▶ DATA EXTRACT
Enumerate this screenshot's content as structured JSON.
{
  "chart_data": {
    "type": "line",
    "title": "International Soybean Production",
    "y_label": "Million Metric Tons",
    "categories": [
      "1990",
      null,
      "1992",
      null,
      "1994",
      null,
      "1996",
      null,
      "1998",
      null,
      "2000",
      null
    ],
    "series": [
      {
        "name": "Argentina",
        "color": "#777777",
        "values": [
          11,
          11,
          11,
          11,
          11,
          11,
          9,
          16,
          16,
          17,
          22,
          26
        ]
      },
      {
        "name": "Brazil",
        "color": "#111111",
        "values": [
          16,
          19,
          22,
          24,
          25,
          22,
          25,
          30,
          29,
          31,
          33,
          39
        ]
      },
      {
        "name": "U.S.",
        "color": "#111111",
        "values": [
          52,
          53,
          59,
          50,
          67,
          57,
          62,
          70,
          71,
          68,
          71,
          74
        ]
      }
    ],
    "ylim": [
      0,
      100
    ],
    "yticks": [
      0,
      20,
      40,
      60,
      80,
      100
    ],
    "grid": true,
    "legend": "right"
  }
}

==

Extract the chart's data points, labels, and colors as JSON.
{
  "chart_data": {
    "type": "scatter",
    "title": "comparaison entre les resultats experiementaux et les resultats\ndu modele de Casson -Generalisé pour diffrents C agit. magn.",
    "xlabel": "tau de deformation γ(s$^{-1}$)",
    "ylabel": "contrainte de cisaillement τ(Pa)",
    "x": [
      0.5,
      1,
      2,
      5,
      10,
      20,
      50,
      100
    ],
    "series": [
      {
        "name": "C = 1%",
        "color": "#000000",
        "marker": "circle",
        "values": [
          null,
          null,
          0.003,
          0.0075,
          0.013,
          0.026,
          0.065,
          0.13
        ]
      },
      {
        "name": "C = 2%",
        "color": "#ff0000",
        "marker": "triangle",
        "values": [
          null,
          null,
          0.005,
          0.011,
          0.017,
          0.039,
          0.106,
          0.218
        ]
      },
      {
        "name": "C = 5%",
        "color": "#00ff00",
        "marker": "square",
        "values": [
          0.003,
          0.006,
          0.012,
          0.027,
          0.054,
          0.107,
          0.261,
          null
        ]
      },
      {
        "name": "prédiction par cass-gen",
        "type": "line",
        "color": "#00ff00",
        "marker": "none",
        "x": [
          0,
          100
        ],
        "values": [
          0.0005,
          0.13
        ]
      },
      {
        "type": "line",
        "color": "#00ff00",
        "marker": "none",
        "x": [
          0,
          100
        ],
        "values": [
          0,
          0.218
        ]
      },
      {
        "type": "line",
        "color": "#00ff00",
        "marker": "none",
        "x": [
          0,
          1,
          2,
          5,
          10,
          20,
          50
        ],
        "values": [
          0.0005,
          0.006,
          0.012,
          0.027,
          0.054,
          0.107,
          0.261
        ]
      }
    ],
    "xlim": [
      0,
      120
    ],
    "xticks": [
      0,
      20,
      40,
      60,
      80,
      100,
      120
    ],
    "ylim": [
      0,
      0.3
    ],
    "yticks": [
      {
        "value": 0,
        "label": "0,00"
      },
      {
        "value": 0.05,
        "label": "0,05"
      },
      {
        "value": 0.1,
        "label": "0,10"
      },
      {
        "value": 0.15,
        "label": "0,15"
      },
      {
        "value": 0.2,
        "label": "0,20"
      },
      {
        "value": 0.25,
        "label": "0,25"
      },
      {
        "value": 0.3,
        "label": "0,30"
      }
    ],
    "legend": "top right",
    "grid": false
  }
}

---

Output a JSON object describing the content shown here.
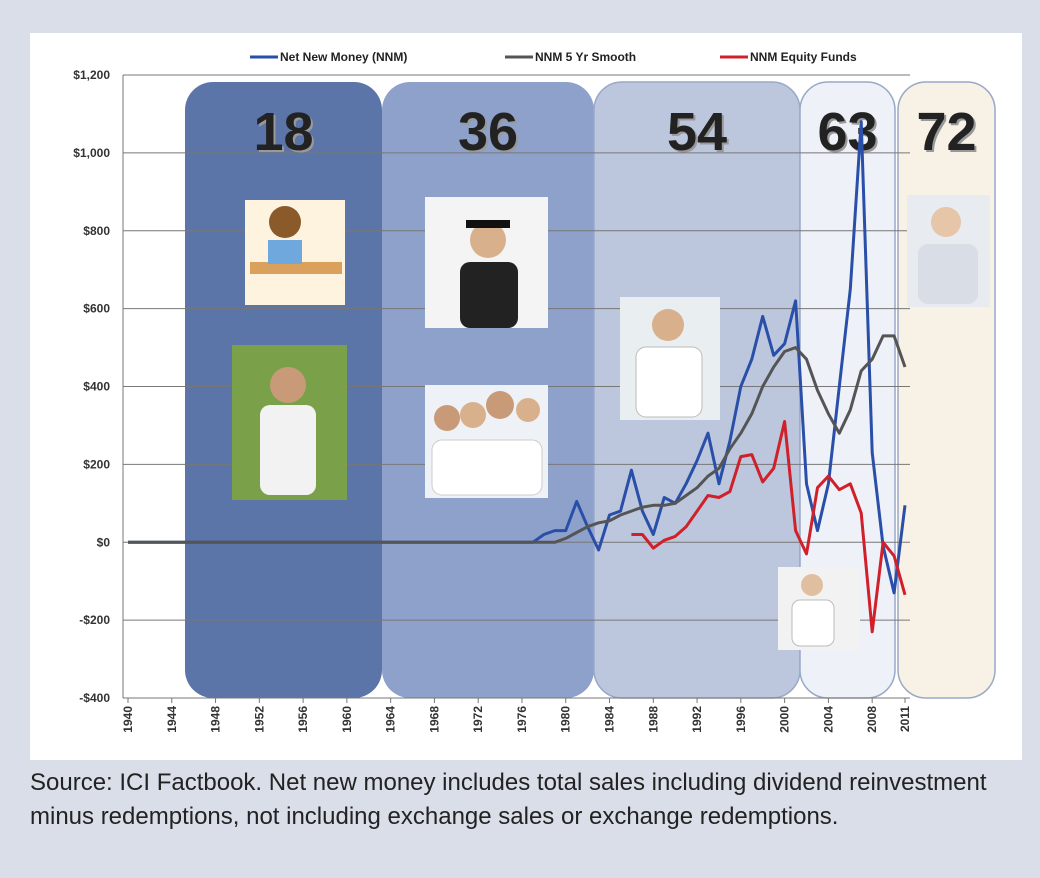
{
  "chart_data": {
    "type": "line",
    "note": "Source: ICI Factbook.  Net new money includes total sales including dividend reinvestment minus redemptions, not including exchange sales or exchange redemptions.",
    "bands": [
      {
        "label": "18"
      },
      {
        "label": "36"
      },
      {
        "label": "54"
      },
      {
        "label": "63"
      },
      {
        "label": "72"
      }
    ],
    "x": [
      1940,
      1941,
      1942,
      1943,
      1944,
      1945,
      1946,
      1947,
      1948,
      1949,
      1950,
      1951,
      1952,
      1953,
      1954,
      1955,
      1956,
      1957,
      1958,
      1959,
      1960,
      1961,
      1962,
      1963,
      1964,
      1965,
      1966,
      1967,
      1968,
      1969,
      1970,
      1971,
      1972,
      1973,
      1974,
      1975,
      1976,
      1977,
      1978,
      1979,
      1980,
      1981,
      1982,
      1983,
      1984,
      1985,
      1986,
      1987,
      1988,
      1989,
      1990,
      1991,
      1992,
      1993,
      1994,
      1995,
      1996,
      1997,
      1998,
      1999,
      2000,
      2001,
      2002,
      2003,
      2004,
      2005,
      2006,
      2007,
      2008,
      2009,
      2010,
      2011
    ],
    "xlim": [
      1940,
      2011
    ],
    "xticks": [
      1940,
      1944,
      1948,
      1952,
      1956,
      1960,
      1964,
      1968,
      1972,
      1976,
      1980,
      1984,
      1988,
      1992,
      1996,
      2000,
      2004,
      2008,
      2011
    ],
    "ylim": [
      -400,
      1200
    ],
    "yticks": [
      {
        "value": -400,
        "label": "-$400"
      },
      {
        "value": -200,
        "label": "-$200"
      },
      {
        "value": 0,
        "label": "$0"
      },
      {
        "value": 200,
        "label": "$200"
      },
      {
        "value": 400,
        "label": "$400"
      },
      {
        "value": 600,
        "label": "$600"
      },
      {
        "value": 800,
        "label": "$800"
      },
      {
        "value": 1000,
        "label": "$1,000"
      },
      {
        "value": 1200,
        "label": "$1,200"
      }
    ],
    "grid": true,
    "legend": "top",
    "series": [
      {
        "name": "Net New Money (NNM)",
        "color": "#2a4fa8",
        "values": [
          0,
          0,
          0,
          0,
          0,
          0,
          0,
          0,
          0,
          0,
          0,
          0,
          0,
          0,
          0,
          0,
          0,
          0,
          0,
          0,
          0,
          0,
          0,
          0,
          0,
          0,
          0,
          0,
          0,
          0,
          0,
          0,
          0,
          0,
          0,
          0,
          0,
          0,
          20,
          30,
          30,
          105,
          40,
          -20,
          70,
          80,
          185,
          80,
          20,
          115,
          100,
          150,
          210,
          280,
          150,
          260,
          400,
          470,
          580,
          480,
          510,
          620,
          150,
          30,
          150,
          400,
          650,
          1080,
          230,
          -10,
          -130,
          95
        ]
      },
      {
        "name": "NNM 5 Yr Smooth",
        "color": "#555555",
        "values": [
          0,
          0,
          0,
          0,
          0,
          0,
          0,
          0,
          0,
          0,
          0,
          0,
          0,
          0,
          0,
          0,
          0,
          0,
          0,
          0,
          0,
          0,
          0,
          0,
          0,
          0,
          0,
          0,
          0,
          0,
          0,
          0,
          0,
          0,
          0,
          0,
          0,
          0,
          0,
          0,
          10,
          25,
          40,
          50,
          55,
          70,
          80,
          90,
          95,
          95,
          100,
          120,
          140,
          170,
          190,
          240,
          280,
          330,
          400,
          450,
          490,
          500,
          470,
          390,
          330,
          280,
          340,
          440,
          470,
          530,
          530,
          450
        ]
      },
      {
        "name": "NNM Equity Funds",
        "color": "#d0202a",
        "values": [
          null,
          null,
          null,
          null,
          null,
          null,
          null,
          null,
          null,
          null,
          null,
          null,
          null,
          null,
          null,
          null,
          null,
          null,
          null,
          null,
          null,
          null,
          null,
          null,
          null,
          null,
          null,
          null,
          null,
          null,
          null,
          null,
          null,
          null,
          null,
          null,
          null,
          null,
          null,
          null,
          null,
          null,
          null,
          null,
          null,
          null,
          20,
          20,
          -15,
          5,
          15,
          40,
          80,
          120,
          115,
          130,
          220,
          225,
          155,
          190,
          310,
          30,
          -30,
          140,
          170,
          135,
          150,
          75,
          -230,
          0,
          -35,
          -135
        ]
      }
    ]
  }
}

▶ PROBLEM DETAILS
List all lines from the entries that include the word "name".

▶ IN RESPONSE
        "name": "Argentina",
        "name": "Brazil",
        "name": "U.S.",
        "name": "C = 1%",
        "name": "C = 2%",
        "name": "C = 5%",
        "name": "prédiction par cass-gen",
        "name": "Net New Money (NNM)",
        "name": "NNM 5 Yr Smooth",
        "name": "NNM Equity Funds",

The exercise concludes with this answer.